> What this task involves: Reproduce the data exactly and drop any pictures it holds.

> Given records:
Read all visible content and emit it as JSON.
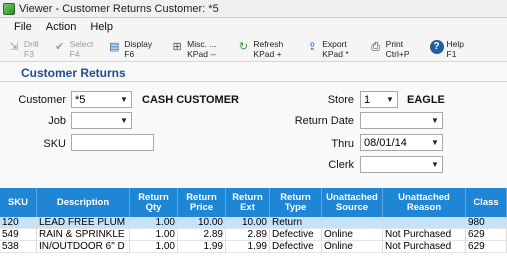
{
  "window": {
    "title": "Viewer - Customer Returns  Customer: *5"
  },
  "menu": [
    "File",
    "Action",
    "Help"
  ],
  "toolbar": [
    {
      "line1": "Drill",
      "line2": "F3",
      "icon": "drill-icon",
      "glyph": "⇲",
      "color": "#9a9a9a",
      "disabled": true
    },
    {
      "line1": "Select",
      "line2": "F4",
      "icon": "checkmark-icon",
      "glyph": "✔",
      "color": "#9a9a9a",
      "disabled": true
    },
    {
      "line1": "Display",
      "line2": "F6",
      "icon": "display-icon",
      "glyph": "▤",
      "color": "#1f5fa8",
      "disabled": false
    },
    {
      "line1": "Misc. ...",
      "line2": "KPad --",
      "icon": "misc-icon",
      "glyph": "⊞",
      "color": "#555555",
      "disabled": false
    },
    {
      "line1": "Refresh",
      "line2": "KPad +",
      "icon": "refresh-icon",
      "glyph": "↻",
      "color": "#2e9a3a",
      "disabled": false
    },
    {
      "line1": "Export",
      "line2": "KPad *",
      "icon": "export-icon",
      "glyph": "⇪",
      "color": "#1f5fa8",
      "disabled": false
    },
    {
      "line1": "Print",
      "line2": "Ctrl+P",
      "icon": "printer-icon",
      "glyph": "⎙",
      "color": "#333333",
      "disabled": false
    },
    {
      "line1": "Help",
      "line2": "F1",
      "icon": "help-icon",
      "glyph": "?",
      "color": "#ffffff",
      "disabled": false
    }
  ],
  "section_title": "Customer Returns",
  "form": {
    "customer_label": "Customer",
    "customer_value": "*5",
    "customer_name": "CASH CUSTOMER",
    "job_label": "Job",
    "job_value": "",
    "sku_label": "SKU",
    "sku_value": "",
    "store_label": "Store",
    "store_value": "1",
    "store_name": "EAGLE",
    "return_date_label": "Return Date",
    "return_date_value": "",
    "thru_label": "Thru",
    "thru_value": "08/01/14",
    "clerk_label": "Clerk",
    "clerk_value": ""
  },
  "table": {
    "columns": [
      "SKU",
      "Description",
      "Return Qty",
      "Return Price",
      "Return Ext",
      "Return Type",
      "Unattached Source",
      "Unattached Reason",
      "Class"
    ],
    "rows": [
      [
        "120",
        "LEAD FREE PLUM",
        "1.00",
        "10.00",
        "10.00",
        "Return",
        "",
        "",
        "980"
      ],
      [
        "549",
        "RAIN & SPRINKLE",
        "1.00",
        "2.89",
        "2.89",
        "Defective",
        "Online",
        "Not Purchased",
        "629"
      ],
      [
        "538",
        "IN/OUTDOOR 6\" D",
        "1.00",
        "1.99",
        "1.99",
        "Defective",
        "Online",
        "Not Purchased",
        "629"
      ]
    ]
  },
  "colors": {
    "accent": "#1f86d6",
    "selected_row": "#c6e2f8",
    "section_title": "#1f4e8c"
  }
}
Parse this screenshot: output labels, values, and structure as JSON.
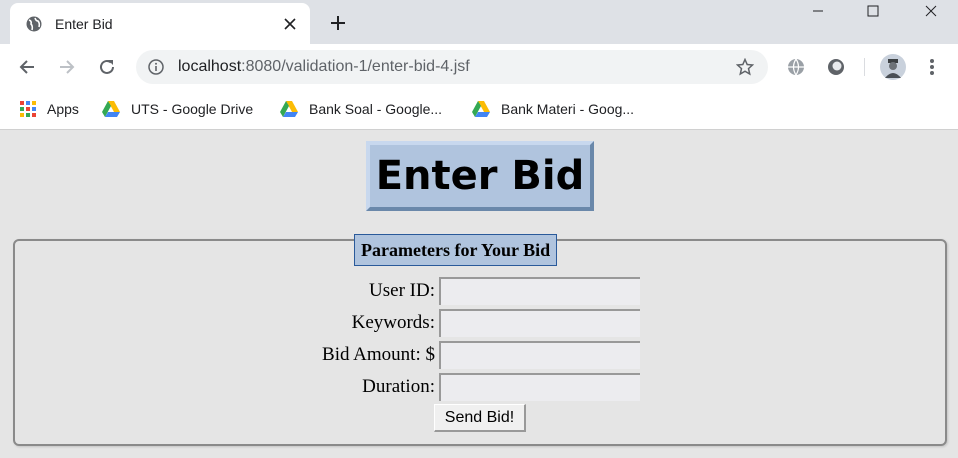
{
  "browser": {
    "tab": {
      "title": "Enter Bid"
    },
    "address_bar": {
      "host": "localhost",
      "path": ":8080/validation-1/enter-bid-4.jsf"
    },
    "bookmarks": [
      {
        "label": "Apps",
        "icon": "apps-grid-icon"
      },
      {
        "label": "UTS - Google Drive",
        "icon": "google-drive-icon"
      },
      {
        "label": "Bank Soal - Google...",
        "icon": "google-drive-icon"
      },
      {
        "label": "Bank Materi - Goog...",
        "icon": "google-drive-icon"
      }
    ]
  },
  "page": {
    "heading": "Enter Bid",
    "fieldset_legend": "Parameters for Your Bid",
    "fields": [
      {
        "label": "User ID:",
        "value": ""
      },
      {
        "label": "Keywords:",
        "value": ""
      },
      {
        "label": "Bid Amount: $",
        "value": ""
      },
      {
        "label": "Duration:",
        "value": ""
      }
    ],
    "submit_label": "Send Bid!"
  },
  "colors": {
    "heading_bg": "#b0c4de",
    "legend_border": "#2a5a9a",
    "page_bg": "#e5e5e5"
  }
}
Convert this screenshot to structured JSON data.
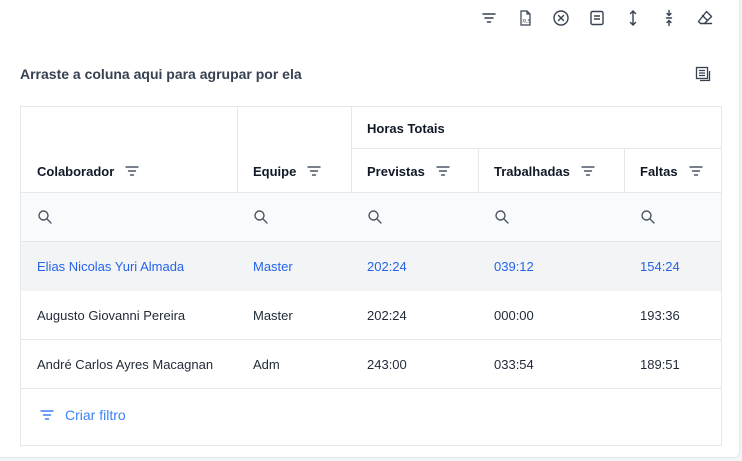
{
  "toolbar": {
    "icons": [
      "filter-icon",
      "export-xls-icon",
      "clear-icon",
      "layout-icon",
      "expand-rows-icon",
      "collapse-rows-icon",
      "eraser-icon"
    ]
  },
  "group_panel": {
    "hint": "Arraste a coluna aqui para agrupar por ela"
  },
  "grid": {
    "band_header": "Horas Totais",
    "columns": [
      "Colaborador",
      "Equipe",
      "Previstas",
      "Trabalhadas",
      "Faltas"
    ],
    "rows": [
      [
        "Elias Nicolas Yuri Almada",
        "Master",
        "202:24",
        "039:12",
        "154:24"
      ],
      [
        "Augusto Giovanni Pereira",
        "Master",
        "202:24",
        "000:00",
        "193:36"
      ],
      [
        "André Carlos Ayres Macagnan",
        "Adm",
        "243:00",
        "033:54",
        "189:51"
      ]
    ],
    "selected_row": 0
  },
  "footer": {
    "create_filter": "Criar filtro"
  },
  "colors": {
    "accent": "#2563eb",
    "selected_row_bg": "#f3f4f6",
    "filter_row_bg": "#f8fafc"
  }
}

> Full response:
Read all visible content and emit it as JSON.
{
  "window": {
    "title": "Viewer - Customer Returns  Customer: *5"
  },
  "menu": [
    "File",
    "Action",
    "Help"
  ],
  "toolbar": [
    {
      "line1": "Drill",
      "line2": "F3",
      "icon": "drill-icon",
      "glyph": "⇲",
      "color": "#9a9a9a",
      "disabled": true
    },
    {
      "line1": "Select",
      "line2": "F4",
      "icon": "checkmark-icon",
      "glyph": "✔",
      "color": "#9a9a9a",
      "disabled": true
    },
    {
      "line1": "Display",
      "line2": "F6",
      "icon": "display-icon",
      "glyph": "▤",
      "color": "#1f5fa8",
      "disabled": false
    },
    {
      "line1": "Misc. ...",
      "line2": "KPad --",
      "icon": "misc-icon",
      "glyph": "⊞",
      "color": "#555555",
      "disabled": false
    },
    {
      "line1": "Refresh",
      "line2": "KPad +",
      "icon": "refresh-icon",
      "glyph": "↻",
      "color": "#2e9a3a",
      "disabled": false
    },
    {
      "line1": "Export",
      "line2": "KPad *",
      "icon": "export-icon",
      "glyph": "⇪",
      "color": "#1f5fa8",
      "disabled": false
    },
    {
      "line1": "Print",
      "line2": "Ctrl+P",
      "icon": "printer-icon",
      "glyph": "⎙",
      "color": "#333333",
      "disabled": false
    },
    {
      "line1": "Help",
      "line2": "F1",
      "icon": "help-icon",
      "glyph": "?",
      "color": "#ffffff",
      "disabled": false
    }
  ],
  "section_title": "Customer Returns",
  "form": {
    "customer_label": "Customer",
    "customer_value": "*5",
    "customer_name": "CASH CUSTOMER",
    "job_label": "Job",
    "job_value": "",
    "sku_label": "SKU",
    "sku_value": "",
    "store_label": "Store",
    "store_value": "1",
    "store_name": "EAGLE",
    "return_date_label": "Return Date",
    "return_date_value": "",
    "thru_label": "Thru",
    "thru_value": "08/01/14",
    "clerk_label": "Clerk",
    "clerk_value": ""
  },
  "table": {
    "columns": [
      "SKU",
      "Description",
      "Return Qty",
      "Return Price",
      "Return Ext",
      "Return Type",
      "Unattached Source",
      "Unattached Reason",
      "Class"
    ],
    "rows": [
      [
        "120",
        "LEAD FREE PLUM",
        "1.00",
        "10.00",
        "10.00",
        "Return",
        "",
        "",
        "980"
      ],
      [
        "549",
        "RAIN & SPRINKLE",
        "1.00",
        "2.89",
        "2.89",
        "Defective",
        "Online",
        "Not Purchased",
        "629"
      ],
      [
        "538",
        "IN/OUTDOOR 6\" D",
        "1.00",
        "1.99",
        "1.99",
        "Defective",
        "Online",
        "Not Purchased",
        "629"
      ]
    ]
  },
  "colors": {
    "accent": "#1f86d6",
    "selected_row": "#c6e2f8",
    "section_title": "#1f4e8c"
  }
}
Parse this screenshot: output labels, values, and structure as JSON.
{
  "browser": {
    "tab": {
      "title": "Enter Bid"
    },
    "address_bar": {
      "host": "localhost",
      "path": ":8080/validation-1/enter-bid-4.jsf"
    },
    "bookmarks": [
      {
        "label": "Apps",
        "icon": "apps-grid-icon"
      },
      {
        "label": "UTS - Google Drive",
        "icon": "google-drive-icon"
      },
      {
        "label": "Bank Soal - Google...",
        "icon": "google-drive-icon"
      },
      {
        "label": "Bank Materi - Goog...",
        "icon": "google-drive-icon"
      }
    ]
  },
  "page": {
    "heading": "Enter Bid",
    "fieldset_legend": "Parameters for Your Bid",
    "fields": [
      {
        "label": "User ID:",
        "value": ""
      },
      {
        "label": "Keywords:",
        "value": ""
      },
      {
        "label": "Bid Amount: $",
        "value": ""
      },
      {
        "label": "Duration:",
        "value": ""
      }
    ],
    "submit_label": "Send Bid!"
  },
  "colors": {
    "heading_bg": "#b0c4de",
    "legend_border": "#2a5a9a",
    "page_bg": "#e5e5e5"
  }
}
Convert this screenshot to structured JSON data.
{
  "toolbar": {
    "icons": [
      "filter-icon",
      "export-xls-icon",
      "clear-icon",
      "layout-icon",
      "expand-rows-icon",
      "collapse-rows-icon",
      "eraser-icon"
    ]
  },
  "group_panel": {
    "hint": "Arraste a coluna aqui para agrupar por ela"
  },
  "grid": {
    "band_header": "Horas Totais",
    "columns": [
      "Colaborador",
      "Equipe",
      "Previstas",
      "Trabalhadas",
      "Faltas"
    ],
    "rows": [
      [
        "Elias Nicolas Yuri Almada",
        "Master",
        "202:24",
        "039:12",
        "154:24"
      ],
      [
        "Augusto Giovanni Pereira",
        "Master",
        "202:24",
        "000:00",
        "193:36"
      ],
      [
        "André Carlos Ayres Macagnan",
        "Adm",
        "243:00",
        "033:54",
        "189:51"
      ]
    ],
    "selected_row": 0
  },
  "footer": {
    "create_filter": "Criar filtro"
  },
  "colors": {
    "accent": "#2563eb",
    "selected_row_bg": "#f3f4f6",
    "filter_row_bg": "#f8fafc"
  }
}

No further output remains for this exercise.